* _What the task requires_: Please copy the records below word for word, beginning at the line that contains "footer-link-retail[interactable]: Торговые площади" and stopping after the line that contains "nav-item-news[interactable]: Новости [1082, 246, 1149, 264]".

* _Material for the task_:
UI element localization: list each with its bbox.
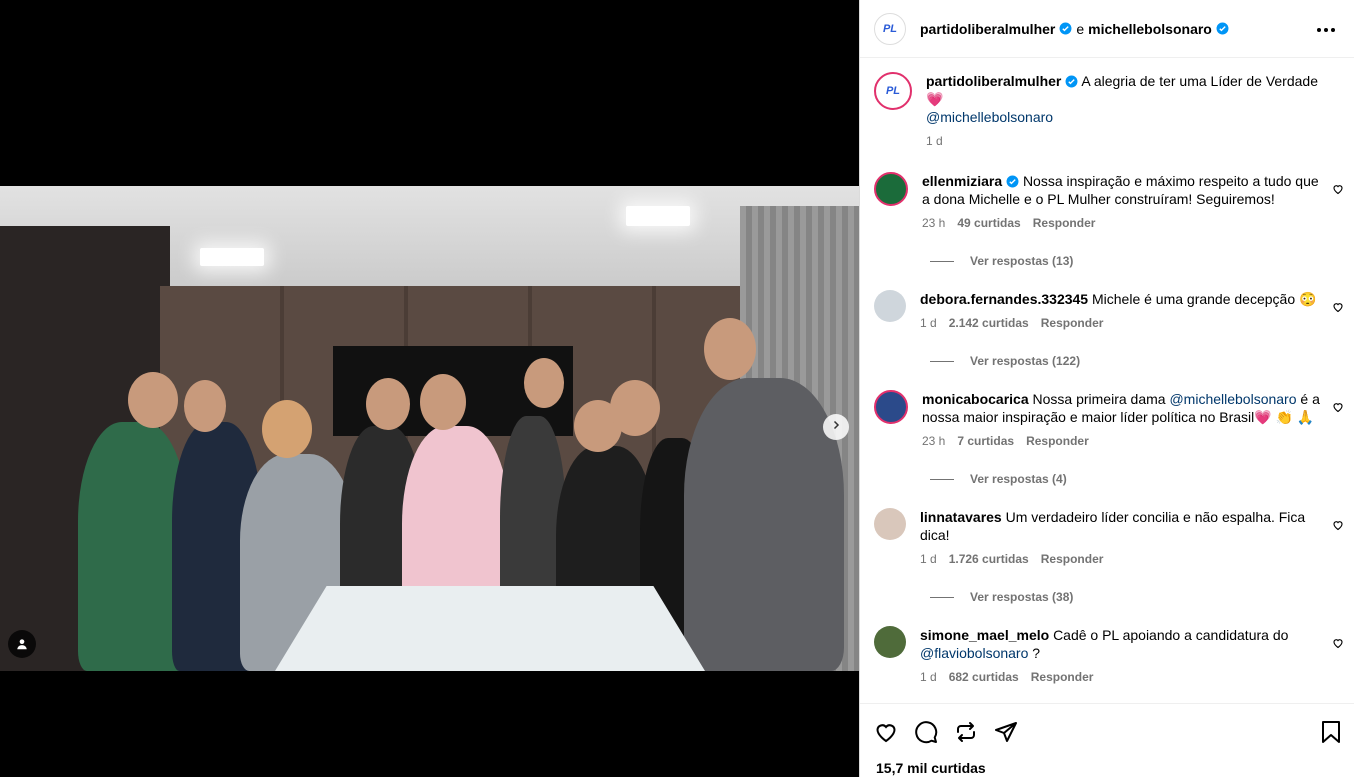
- post-actions: 15,7 mil curtidas: [860, 703, 1354, 777]
- caption: PL partidoliberalmulher A alegria de ter…: [874, 72, 1344, 150]
- view-replies-label: Ver respostas (38): [970, 590, 1074, 604]
- more-icon[interactable]: [1312, 16, 1340, 42]
- verified-badge-icon: [1006, 175, 1019, 188]
- comment-likes[interactable]: 49 curtidas: [957, 214, 1020, 232]
- author-link-2[interactable]: michellebolsonaro: [1088, 21, 1212, 37]
- comment-icon[interactable]: [914, 718, 938, 746]
- comment-item: ellenmiziara Nossa inspiração e máximo r…: [874, 172, 1344, 232]
- view-replies-button[interactable]: Ver respostas (122): [930, 354, 1080, 368]
- heart-icon[interactable]: [1332, 518, 1344, 536]
- avatar[interactable]: PL: [874, 12, 906, 45]
- avatar-label: PL: [885, 85, 901, 97]
- author-link-1[interactable]: partidoliberalmulher: [920, 21, 1055, 37]
- comment-item: linnatavares Um verdadeiro líder concili…: [874, 508, 1344, 568]
- avatar[interactable]: [874, 390, 908, 424]
- comment-time: 1 d: [920, 552, 937, 566]
- comment-mention[interactable]: @michellebolsonaro: [1169, 391, 1296, 407]
- chevron-right-icon: [830, 418, 842, 436]
- view-replies-button[interactable]: Ver respostas (38): [930, 590, 1073, 604]
- reply-button[interactable]: Responder: [1033, 214, 1096, 232]
- post-panel: PL partidoliberalmulher e michellebolson…: [859, 0, 1354, 777]
- post-header: PL partidoliberalmulher e michellebolson…: [860, 0, 1354, 58]
- comments-list: PL partidoliberalmulher A alegria de ter…: [860, 58, 1354, 703]
- verified-badge-icon: [1059, 22, 1072, 35]
- avatar-label: PL: [882, 22, 898, 35]
- caption-mention[interactable]: @michellebolsonaro: [926, 109, 1053, 125]
- reply-button[interactable]: Responder: [1041, 314, 1104, 332]
- comment-time: 1 d: [920, 316, 937, 330]
- comment-likes[interactable]: 7 curtidas: [957, 432, 1014, 450]
- comment-likes[interactable]: 2.142 curtidas: [949, 314, 1029, 332]
- heart-icon[interactable]: [1332, 400, 1344, 418]
- user-tag-icon[interactable]: [8, 630, 36, 658]
- comment-username[interactable]: monicabocarica: [922, 391, 1029, 407]
- reply-button[interactable]: Responder: [1031, 668, 1094, 686]
- comment-item: monicabocarica Nossa primeira dama @mich…: [874, 390, 1344, 450]
- comment-time: 23 h: [922, 434, 946, 448]
- comment-text: Michele é uma grande decepção 😳: [1091, 291, 1317, 307]
- view-replies-label: Ver respostas (4): [970, 472, 1067, 486]
- likes-count[interactable]: 15,7 mil curtidas: [876, 760, 986, 776]
- heart-icon[interactable]: [1332, 300, 1344, 318]
- comment-username[interactable]: simone_mael_melo: [920, 627, 1049, 643]
- comment-time: 1 d: [920, 670, 937, 684]
- comment-likes[interactable]: 682 curtidas: [949, 668, 1019, 686]
- comment-mention[interactable]: @flaviobolsonaro: [920, 645, 1028, 661]
- post-media: [0, 0, 859, 777]
- avatar[interactable]: [874, 626, 906, 658]
- avatar[interactable]: [874, 290, 906, 322]
- action-bar: [874, 718, 1342, 746]
- verified-badge-icon: [1065, 75, 1078, 88]
- view-replies-label: Ver respostas (122): [970, 354, 1081, 368]
- comment-username[interactable]: linnatavares: [920, 509, 1002, 525]
- save-icon[interactable]: [1320, 718, 1342, 746]
- heart-icon[interactable]: [874, 718, 898, 746]
- post-authors: partidoliberalmulher e michellebolsonaro: [920, 21, 1229, 37]
- comment-username[interactable]: ellenmiziara: [922, 173, 1002, 189]
- post-photo[interactable]: [0, 186, 859, 671]
- comment-item: debora.fernandes.332345 Michele é uma gr…: [874, 290, 1344, 332]
- next-image-button[interactable]: [823, 414, 849, 440]
- comment-text-cont: ?: [1032, 645, 1041, 661]
- caption-username[interactable]: partidoliberalmulher: [926, 73, 1061, 89]
- comment-likes[interactable]: 1.726 curtidas: [949, 550, 1029, 568]
- comment-time: 23 h: [922, 216, 946, 230]
- comment-item: simone_mael_melo Cadê o PL apoiando a ca…: [874, 626, 1344, 686]
- view-replies-button[interactable]: Ver respostas (4): [930, 472, 1067, 486]
- view-replies-label: Ver respostas (13): [970, 254, 1074, 268]
- heart-icon[interactable]: [1332, 182, 1344, 200]
- comment-text: Cadê o PL apoiando a candidatura do: [1053, 627, 1289, 643]
- comment-username[interactable]: debora.fernandes.332345: [920, 291, 1088, 307]
- avatar[interactable]: [874, 172, 908, 206]
- authors-joiner: e: [1076, 20, 1085, 37]
- verified-badge-icon: [1216, 22, 1229, 35]
- heart-icon[interactable]: [1332, 636, 1344, 654]
- avatar[interactable]: [874, 508, 906, 540]
- repost-icon[interactable]: [954, 718, 978, 746]
- comment-text: Nossa primeira dama: [1032, 391, 1166, 407]
- reply-button[interactable]: Responder: [1041, 550, 1104, 568]
- reply-button[interactable]: Responder: [1026, 432, 1089, 450]
- view-replies-button[interactable]: Ver respostas (13): [930, 254, 1073, 268]
- avatar[interactable]: PL: [874, 72, 912, 110]
- caption-time: 1 d: [926, 134, 943, 148]
- share-icon[interactable]: [994, 718, 1018, 746]
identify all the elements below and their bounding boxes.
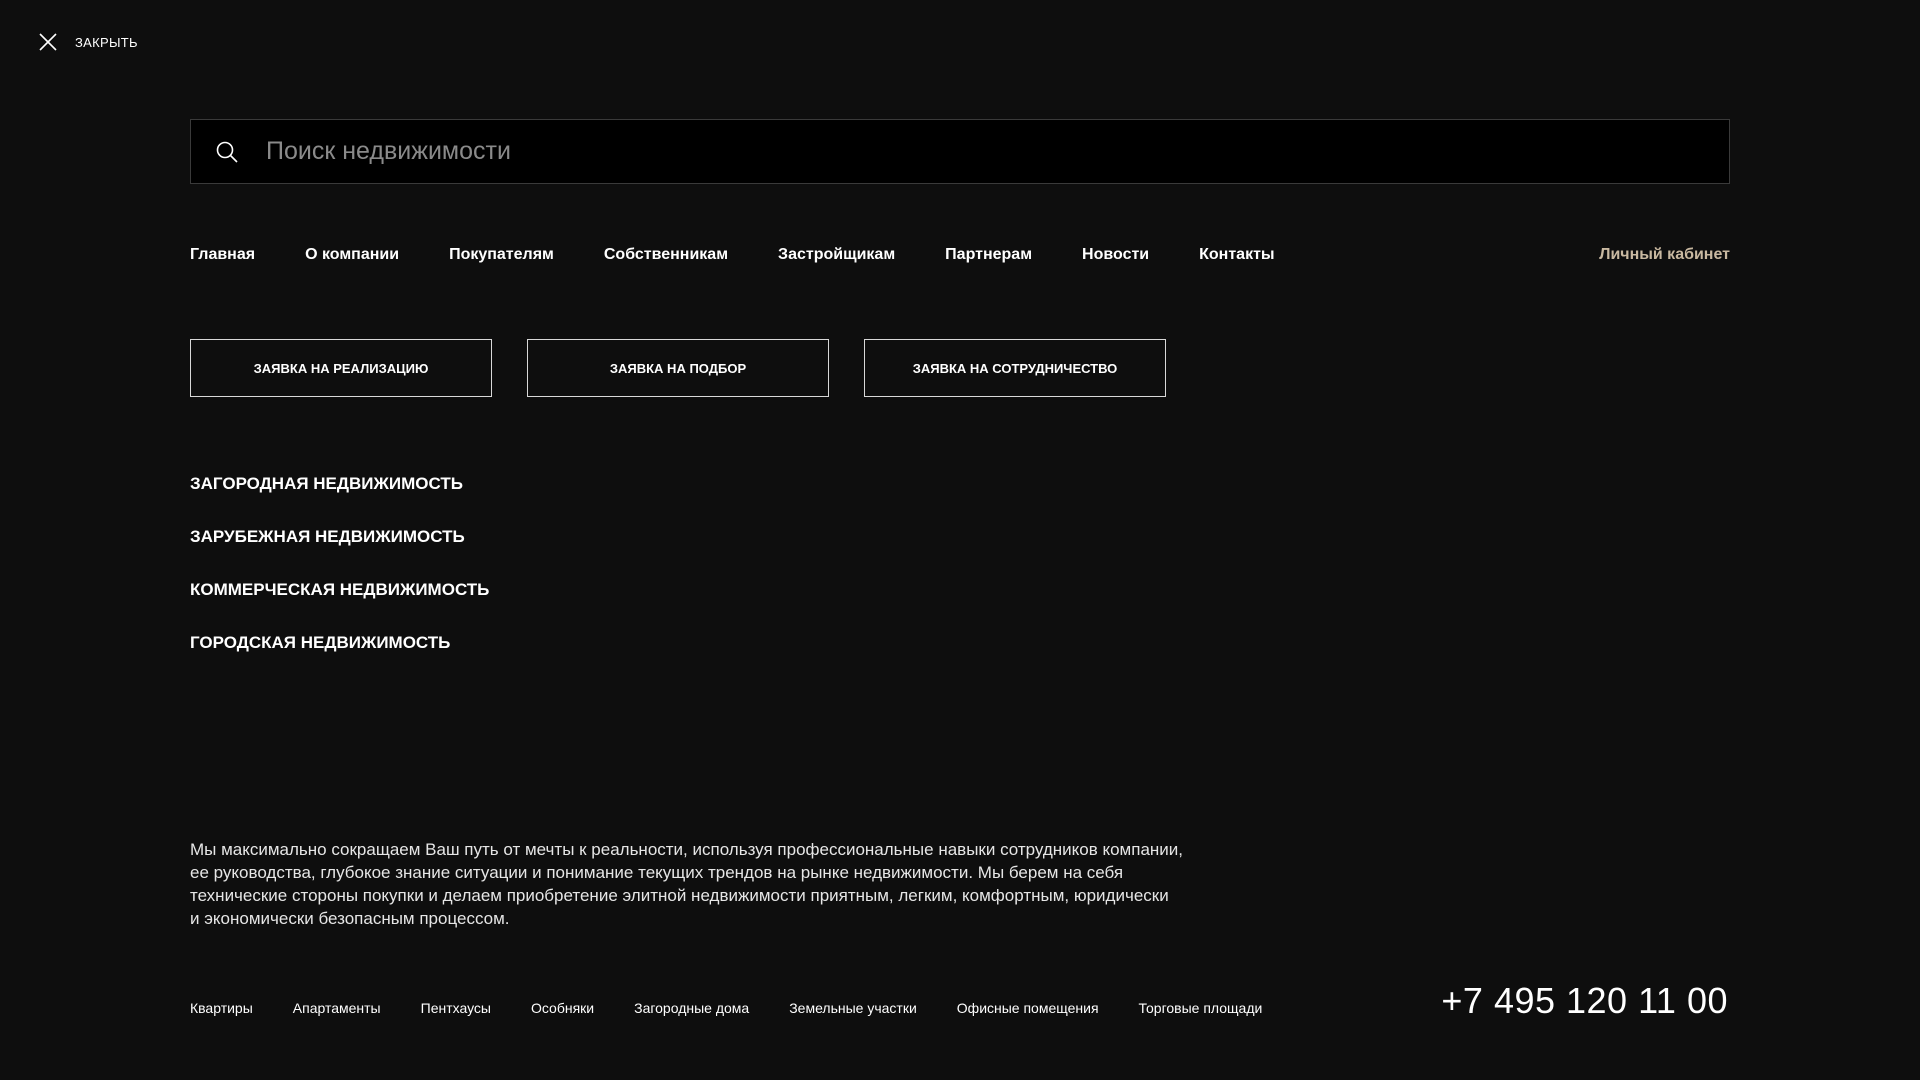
footer-link-retail[interactable]: Торговые площади [1139, 1000, 1263, 1016]
about-line: и экономически безопасным процессом. [190, 909, 510, 928]
selection-request-button[interactable]: ЗАЯВКА НА ПОДБОР [527, 339, 829, 397]
category-city[interactable]: ГОРОДСКАЯ НЕДВИЖИМОСТЬ [190, 633, 489, 686]
footer-link-land[interactable]: Земельные участки [789, 1000, 917, 1016]
about-line: Мы максимально сокращаем Ваш путь от меч… [190, 840, 1183, 859]
about-line: ее руководства, глубокое знание ситуации… [190, 863, 1124, 882]
category-commercial[interactable]: КОММЕРЧЕСКАЯ НЕДВИЖИМОСТЬ [190, 580, 489, 633]
about-line: технические стороны покупки и делаем при… [190, 886, 1169, 905]
footer-link-country-houses[interactable]: Загородные дома [634, 1000, 749, 1016]
footer-links: Квартиры Апартаменты Пентхаусы Особняки … [190, 1000, 1302, 1016]
category-country[interactable]: ЗАГОРОДНАЯ НЕДВИЖИМОСТЬ [190, 474, 489, 527]
phone-number[interactable]: +7 495 120 11 00 [1441, 980, 1728, 1022]
footer-link-apartments[interactable]: Квартиры [190, 1000, 253, 1016]
search-bar [190, 119, 1730, 184]
footer-link-penthouses[interactable]: Пентхаусы [421, 1000, 491, 1016]
nav-item-contacts[interactable]: Контакты [1199, 246, 1274, 264]
footer-link-mansions[interactable]: Особняки [531, 1000, 594, 1016]
search-icon[interactable] [215, 140, 239, 164]
sale-request-button[interactable]: ЗАЯВКА НА РЕАЛИЗАЦИЮ [190, 339, 492, 397]
nav-item-owners[interactable]: Собственникам [604, 246, 728, 264]
nav-item-buyers[interactable]: Покупателям [449, 246, 554, 264]
footer-link-aparts[interactable]: Апартаменты [293, 1000, 381, 1016]
search-input[interactable] [264, 120, 1729, 183]
category-foreign[interactable]: ЗАРУБЕЖНАЯ НЕДВИЖИМОСТЬ [190, 527, 489, 580]
about-text: Мы максимально сокращаем Ваш путь от меч… [190, 838, 1290, 930]
close-icon [39, 33, 57, 51]
nav-item-home[interactable]: Главная [190, 246, 255, 264]
nav-item-news[interactable]: Новости [1082, 246, 1149, 264]
nav-item-partners[interactable]: Партнерам [945, 246, 1032, 264]
main-nav: Главная О компании Покупателям Собственн… [190, 246, 1325, 264]
cooperation-request-button[interactable]: ЗАЯВКА НА СОТРУДНИЧЕСТВО [864, 339, 1166, 397]
request-buttons: ЗАЯВКА НА РЕАЛИЗАЦИЮ ЗАЯВКА НА ПОДБОР ЗА… [190, 339, 1201, 397]
nav-item-developers[interactable]: Застройщикам [778, 246, 895, 264]
personal-account-link[interactable]: Личный кабинет [1599, 246, 1730, 264]
nav-item-about[interactable]: О компании [305, 246, 399, 264]
footer-link-offices[interactable]: Офисные помещения [957, 1000, 1099, 1016]
close-button[interactable]: ЗАКРЫТЬ [38, 32, 138, 52]
close-label: ЗАКРЫТЬ [75, 34, 138, 50]
property-categories: ЗАГОРОДНАЯ НЕДВИЖИМОСТЬ ЗАРУБЕЖНАЯ НЕДВИ… [190, 474, 489, 686]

* _Result of this exercise_:
footer-link-retail[interactable]: Торговые площади [1139, 1000, 1263, 1016]
about-line: и экономически безопасным процессом. [190, 909, 510, 928]
selection-request-button[interactable]: ЗАЯВКА НА ПОДБОР [527, 339, 829, 397]
category-city[interactable]: ГОРОДСКАЯ НЕДВИЖИМОСТЬ [190, 633, 489, 686]
footer-link-land[interactable]: Земельные участки [789, 1000, 917, 1016]
about-line: Мы максимально сокращаем Ваш путь от меч… [190, 840, 1183, 859]
about-line: ее руководства, глубокое знание ситуации… [190, 863, 1124, 882]
category-commercial[interactable]: КОММЕРЧЕСКАЯ НЕДВИЖИМОСТЬ [190, 580, 489, 633]
about-line: технические стороны покупки и делаем при… [190, 886, 1169, 905]
footer-link-country-houses[interactable]: Загородные дома [634, 1000, 749, 1016]
footer-links: Квартиры Апартаменты Пентхаусы Особняки … [190, 1000, 1302, 1016]
category-country[interactable]: ЗАГОРОДНАЯ НЕДВИЖИМОСТЬ [190, 474, 489, 527]
phone-number[interactable]: +7 495 120 11 00 [1441, 980, 1728, 1022]
footer-link-apartments[interactable]: Квартиры [190, 1000, 253, 1016]
search-bar [190, 119, 1730, 184]
footer-link-penthouses[interactable]: Пентхаусы [421, 1000, 491, 1016]
nav-item-contacts[interactable]: Контакты [1199, 246, 1274, 264]
footer-link-mansions[interactable]: Особняки [531, 1000, 594, 1016]
search-icon[interactable] [215, 140, 239, 164]
sale-request-button[interactable]: ЗАЯВКА НА РЕАЛИЗАЦИЮ [190, 339, 492, 397]
nav-item-owners[interactable]: Собственникам [604, 246, 728, 264]
nav-item-buyers[interactable]: Покупателям [449, 246, 554, 264]
footer-link-aparts[interactable]: Апартаменты [293, 1000, 381, 1016]
search-input[interactable] [264, 120, 1729, 183]
category-foreign[interactable]: ЗАРУБЕЖНАЯ НЕДВИЖИМОСТЬ [190, 527, 489, 580]
about-text: Мы максимально сокращаем Ваш путь от меч… [190, 838, 1290, 930]
close-icon [39, 33, 57, 51]
nav-item-home[interactable]: Главная [190, 246, 255, 264]
nav-item-news[interactable]: Новости [1082, 246, 1149, 264]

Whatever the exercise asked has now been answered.